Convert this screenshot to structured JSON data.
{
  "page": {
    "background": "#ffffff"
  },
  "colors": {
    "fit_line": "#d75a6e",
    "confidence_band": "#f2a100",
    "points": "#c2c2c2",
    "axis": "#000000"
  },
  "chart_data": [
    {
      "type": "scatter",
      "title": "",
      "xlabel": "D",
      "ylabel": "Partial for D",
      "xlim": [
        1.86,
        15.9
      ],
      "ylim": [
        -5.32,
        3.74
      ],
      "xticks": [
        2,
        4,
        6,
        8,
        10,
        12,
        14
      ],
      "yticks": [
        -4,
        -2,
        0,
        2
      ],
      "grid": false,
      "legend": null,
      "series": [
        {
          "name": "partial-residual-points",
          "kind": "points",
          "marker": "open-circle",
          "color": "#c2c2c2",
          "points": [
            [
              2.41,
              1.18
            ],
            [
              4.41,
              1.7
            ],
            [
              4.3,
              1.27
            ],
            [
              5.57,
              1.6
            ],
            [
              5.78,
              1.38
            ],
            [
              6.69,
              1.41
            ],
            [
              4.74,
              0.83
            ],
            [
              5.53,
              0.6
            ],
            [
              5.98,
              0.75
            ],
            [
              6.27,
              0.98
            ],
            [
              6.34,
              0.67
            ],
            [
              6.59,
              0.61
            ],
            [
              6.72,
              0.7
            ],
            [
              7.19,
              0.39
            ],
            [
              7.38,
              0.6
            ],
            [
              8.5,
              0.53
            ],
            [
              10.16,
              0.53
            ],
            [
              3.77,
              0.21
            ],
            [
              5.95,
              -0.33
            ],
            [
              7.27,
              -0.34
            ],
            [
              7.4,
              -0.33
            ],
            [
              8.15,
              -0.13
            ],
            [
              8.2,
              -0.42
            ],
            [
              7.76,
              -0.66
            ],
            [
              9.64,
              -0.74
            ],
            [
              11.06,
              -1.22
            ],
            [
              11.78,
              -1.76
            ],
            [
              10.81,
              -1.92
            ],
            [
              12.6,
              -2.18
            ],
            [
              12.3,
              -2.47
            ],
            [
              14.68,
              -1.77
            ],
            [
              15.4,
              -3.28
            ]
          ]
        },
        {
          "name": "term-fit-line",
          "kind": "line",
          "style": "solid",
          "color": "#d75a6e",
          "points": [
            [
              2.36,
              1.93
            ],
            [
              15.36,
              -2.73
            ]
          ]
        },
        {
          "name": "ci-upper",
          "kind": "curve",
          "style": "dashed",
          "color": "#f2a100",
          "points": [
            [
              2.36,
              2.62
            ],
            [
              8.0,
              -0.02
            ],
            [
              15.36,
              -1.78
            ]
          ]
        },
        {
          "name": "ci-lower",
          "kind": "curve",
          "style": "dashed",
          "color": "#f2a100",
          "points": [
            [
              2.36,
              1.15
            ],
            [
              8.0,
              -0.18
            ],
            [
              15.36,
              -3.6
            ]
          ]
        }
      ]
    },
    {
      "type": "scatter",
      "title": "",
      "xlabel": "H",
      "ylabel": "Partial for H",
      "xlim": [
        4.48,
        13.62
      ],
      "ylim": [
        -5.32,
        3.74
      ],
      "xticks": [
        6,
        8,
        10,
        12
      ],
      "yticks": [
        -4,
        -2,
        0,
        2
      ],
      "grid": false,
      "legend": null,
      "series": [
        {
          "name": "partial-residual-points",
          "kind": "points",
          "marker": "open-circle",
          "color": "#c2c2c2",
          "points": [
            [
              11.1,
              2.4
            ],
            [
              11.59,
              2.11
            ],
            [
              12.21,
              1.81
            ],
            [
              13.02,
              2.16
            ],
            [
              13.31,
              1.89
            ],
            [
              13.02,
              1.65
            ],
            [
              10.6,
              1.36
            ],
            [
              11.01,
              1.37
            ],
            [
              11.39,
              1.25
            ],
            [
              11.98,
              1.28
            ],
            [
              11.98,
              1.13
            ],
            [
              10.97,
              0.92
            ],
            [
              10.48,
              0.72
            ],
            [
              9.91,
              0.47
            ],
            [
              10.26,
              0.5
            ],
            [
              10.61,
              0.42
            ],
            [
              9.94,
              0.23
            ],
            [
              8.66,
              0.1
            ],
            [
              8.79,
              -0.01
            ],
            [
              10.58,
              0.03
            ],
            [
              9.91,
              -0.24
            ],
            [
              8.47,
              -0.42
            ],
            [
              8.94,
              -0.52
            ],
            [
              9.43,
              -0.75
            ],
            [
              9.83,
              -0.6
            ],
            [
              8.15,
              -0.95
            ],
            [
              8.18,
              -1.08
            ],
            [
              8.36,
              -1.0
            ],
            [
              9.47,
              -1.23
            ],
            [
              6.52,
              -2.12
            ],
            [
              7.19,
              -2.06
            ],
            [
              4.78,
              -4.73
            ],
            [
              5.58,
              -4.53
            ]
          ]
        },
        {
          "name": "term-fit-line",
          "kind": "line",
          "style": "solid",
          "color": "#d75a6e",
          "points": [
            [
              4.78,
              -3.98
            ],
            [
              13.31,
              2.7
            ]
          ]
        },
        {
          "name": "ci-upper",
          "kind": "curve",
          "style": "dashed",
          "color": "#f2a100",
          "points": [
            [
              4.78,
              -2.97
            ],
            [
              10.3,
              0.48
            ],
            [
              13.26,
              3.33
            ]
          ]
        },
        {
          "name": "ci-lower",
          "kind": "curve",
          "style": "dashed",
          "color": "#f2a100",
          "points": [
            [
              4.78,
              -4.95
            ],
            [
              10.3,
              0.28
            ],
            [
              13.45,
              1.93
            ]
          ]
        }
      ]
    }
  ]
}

Do this:
Repeat each entry word for word.

Full response:
Convert this screenshot to structured JSON data.
{
  "page": {
    "background": "#ffffff"
  },
  "colors": {
    "fit_line": "#d75a6e",
    "confidence_band": "#f2a100",
    "points": "#c2c2c2",
    "axis": "#000000"
  },
  "chart_data": [
    {
      "type": "scatter",
      "title": "",
      "xlabel": "D",
      "ylabel": "Partial for D",
      "xlim": [
        1.86,
        15.9
      ],
      "ylim": [
        -5.32,
        3.74
      ],
      "xticks": [
        2,
        4,
        6,
        8,
        10,
        12,
        14
      ],
      "yticks": [
        -4,
        -2,
        0,
        2
      ],
      "grid": false,
      "legend": null,
      "series": [
        {
          "name": "partial-residual-points",
          "kind": "points",
          "marker": "open-circle",
          "color": "#c2c2c2",
          "points": [
            [
              2.41,
              1.18
            ],
            [
              4.41,
              1.7
            ],
            [
              4.3,
              1.27
            ],
            [
              5.57,
              1.6
            ],
            [
              5.78,
              1.38
            ],
            [
              6.69,
              1.41
            ],
            [
              4.74,
              0.83
            ],
            [
              5.53,
              0.6
            ],
            [
              5.98,
              0.75
            ],
            [
              6.27,
              0.98
            ],
            [
              6.34,
              0.67
            ],
            [
              6.59,
              0.61
            ],
            [
              6.72,
              0.7
            ],
            [
              7.19,
              0.39
            ],
            [
              7.38,
              0.6
            ],
            [
              8.5,
              0.53
            ],
            [
              10.16,
              0.53
            ],
            [
              3.77,
              0.21
            ],
            [
              5.95,
              -0.33
            ],
            [
              7.27,
              -0.34
            ],
            [
              7.4,
              -0.33
            ],
            [
              8.15,
              -0.13
            ],
            [
              8.2,
              -0.42
            ],
            [
              7.76,
              -0.66
            ],
            [
              9.64,
              -0.74
            ],
            [
              11.06,
              -1.22
            ],
            [
              11.78,
              -1.76
            ],
            [
              10.81,
              -1.92
            ],
            [
              12.6,
              -2.18
            ],
            [
              12.3,
              -2.47
            ],
            [
              14.68,
              -1.77
            ],
            [
              15.4,
              -3.28
            ]
          ]
        },
        {
          "name": "term-fit-line",
          "kind": "line",
          "style": "solid",
          "color": "#d75a6e",
          "points": [
            [
              2.36,
              1.93
            ],
            [
              15.36,
              -2.73
            ]
          ]
        },
        {
          "name": "ci-upper",
          "kind": "curve",
          "style": "dashed",
          "color": "#f2a100",
          "points": [
            [
              2.36,
              2.62
            ],
            [
              8.0,
              -0.02
            ],
            [
              15.36,
              -1.78
            ]
          ]
        },
        {
          "name": "ci-lower",
          "kind": "curve",
          "style": "dashed",
          "color": "#f2a100",
          "points": [
            [
              2.36,
              1.15
            ],
            [
              8.0,
              -0.18
            ],
            [
              15.36,
              -3.6
            ]
          ]
        }
      ]
    },
    {
      "type": "scatter",
      "title": "",
      "xlabel": "H",
      "ylabel": "Partial for H",
      "xlim": [
        4.48,
        13.62
      ],
      "ylim": [
        -5.32,
        3.74
      ],
      "xticks": [
        6,
        8,
        10,
        12
      ],
      "yticks": [
        -4,
        -2,
        0,
        2
      ],
      "grid": false,
      "legend": null,
      "series": [
        {
          "name": "partial-residual-points",
          "kind": "points",
          "marker": "open-circle",
          "color": "#c2c2c2",
          "points": [
            [
              11.1,
              2.4
            ],
            [
              11.59,
              2.11
            ],
            [
              12.21,
              1.81
            ],
            [
              13.02,
              2.16
            ],
            [
              13.31,
              1.89
            ],
            [
              13.02,
              1.65
            ],
            [
              10.6,
              1.36
            ],
            [
              11.01,
              1.37
            ],
            [
              11.39,
              1.25
            ],
            [
              11.98,
              1.28
            ],
            [
              11.98,
              1.13
            ],
            [
              10.97,
              0.92
            ],
            [
              10.48,
              0.72
            ],
            [
              9.91,
              0.47
            ],
            [
              10.26,
              0.5
            ],
            [
              10.61,
              0.42
            ],
            [
              9.94,
              0.23
            ],
            [
              8.66,
              0.1
            ],
            [
              8.79,
              -0.01
            ],
            [
              10.58,
              0.03
            ],
            [
              9.91,
              -0.24
            ],
            [
              8.47,
              -0.42
            ],
            [
              8.94,
              -0.52
            ],
            [
              9.43,
              -0.75
            ],
            [
              9.83,
              -0.6
            ],
            [
              8.15,
              -0.95
            ],
            [
              8.18,
              -1.08
            ],
            [
              8.36,
              -1.0
            ],
            [
              9.47,
              -1.23
            ],
            [
              6.52,
              -2.12
            ],
            [
              7.19,
              -2.06
            ],
            [
              4.78,
              -4.73
            ],
            [
              5.58,
              -4.53
            ]
          ]
        },
        {
          "name": "term-fit-line",
          "kind": "line",
          "style": "solid",
          "color": "#d75a6e",
          "points": [
            [
              4.78,
              -3.98
            ],
            [
              13.31,
              2.7
            ]
          ]
        },
        {
          "name": "ci-upper",
          "kind": "curve",
          "style": "dashed",
          "color": "#f2a100",
          "points": [
            [
              4.78,
              -2.97
            ],
            [
              10.3,
              0.48
            ],
            [
              13.26,
              3.33
            ]
          ]
        },
        {
          "name": "ci-lower",
          "kind": "curve",
          "style": "dashed",
          "color": "#f2a100",
          "points": [
            [
              4.78,
              -4.95
            ],
            [
              10.3,
              0.28
            ],
            [
              13.45,
              1.93
            ]
          ]
        }
      ]
    }
  ]
}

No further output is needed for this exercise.